### WORK INSTRUCTIONS
Repeat every line of the listing below exactly, minus the pictures.

### INPUT
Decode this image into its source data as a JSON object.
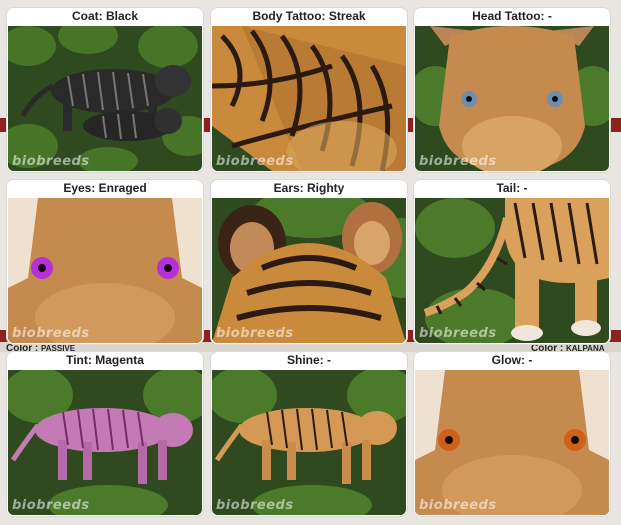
{
  "watermark": "biobreeds",
  "background_labels": {
    "left_color": "Color :",
    "left_value": "PASSIVE",
    "right_color": "Color :",
    "right_value": "KALPANA"
  },
  "traits": [
    {
      "label": "Coat: Black",
      "icon": "black-tiger-image",
      "accent": "#2a2a2a"
    },
    {
      "label": "Body Tattoo: Streak",
      "icon": "streak-tattoo-image",
      "accent": "#c98a3c"
    },
    {
      "label": "Head Tattoo: -",
      "icon": "head-tattoo-image",
      "accent": "#c9883e"
    },
    {
      "label": "Eyes: Enraged",
      "icon": "enraged-eyes-image",
      "accent": "#a030c8"
    },
    {
      "label": "Ears: Righty",
      "icon": "righty-ears-image",
      "accent": "#b97a40"
    },
    {
      "label": "Tail: -",
      "icon": "tail-image",
      "accent": "#d9a15c"
    },
    {
      "label": "Tint: Magenta",
      "icon": "magenta-tint-image",
      "accent": "#c47ab5"
    },
    {
      "label": "Shine: -",
      "icon": "shine-image",
      "accent": "#d49a55"
    },
    {
      "label": "Glow: -",
      "icon": "glow-image",
      "accent": "#d0601a"
    }
  ]
}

### ANSWER
Decode this image into its source data as a JSON object.
{
  "watermark": "biobreeds",
  "background_labels": {
    "left_color": "Color :",
    "left_value": "PASSIVE",
    "right_color": "Color :",
    "right_value": "KALPANA"
  },
  "traits": [
    {
      "label": "Coat: Black",
      "icon": "black-tiger-image",
      "accent": "#2a2a2a"
    },
    {
      "label": "Body Tattoo: Streak",
      "icon": "streak-tattoo-image",
      "accent": "#c98a3c"
    },
    {
      "label": "Head Tattoo: -",
      "icon": "head-tattoo-image",
      "accent": "#c9883e"
    },
    {
      "label": "Eyes: Enraged",
      "icon": "enraged-eyes-image",
      "accent": "#a030c8"
    },
    {
      "label": "Ears: Righty",
      "icon": "righty-ears-image",
      "accent": "#b97a40"
    },
    {
      "label": "Tail: -",
      "icon": "tail-image",
      "accent": "#d9a15c"
    },
    {
      "label": "Tint: Magenta",
      "icon": "magenta-tint-image",
      "accent": "#c47ab5"
    },
    {
      "label": "Shine: -",
      "icon": "shine-image",
      "accent": "#d49a55"
    },
    {
      "label": "Glow: -",
      "icon": "glow-image",
      "accent": "#d0601a"
    }
  ]
}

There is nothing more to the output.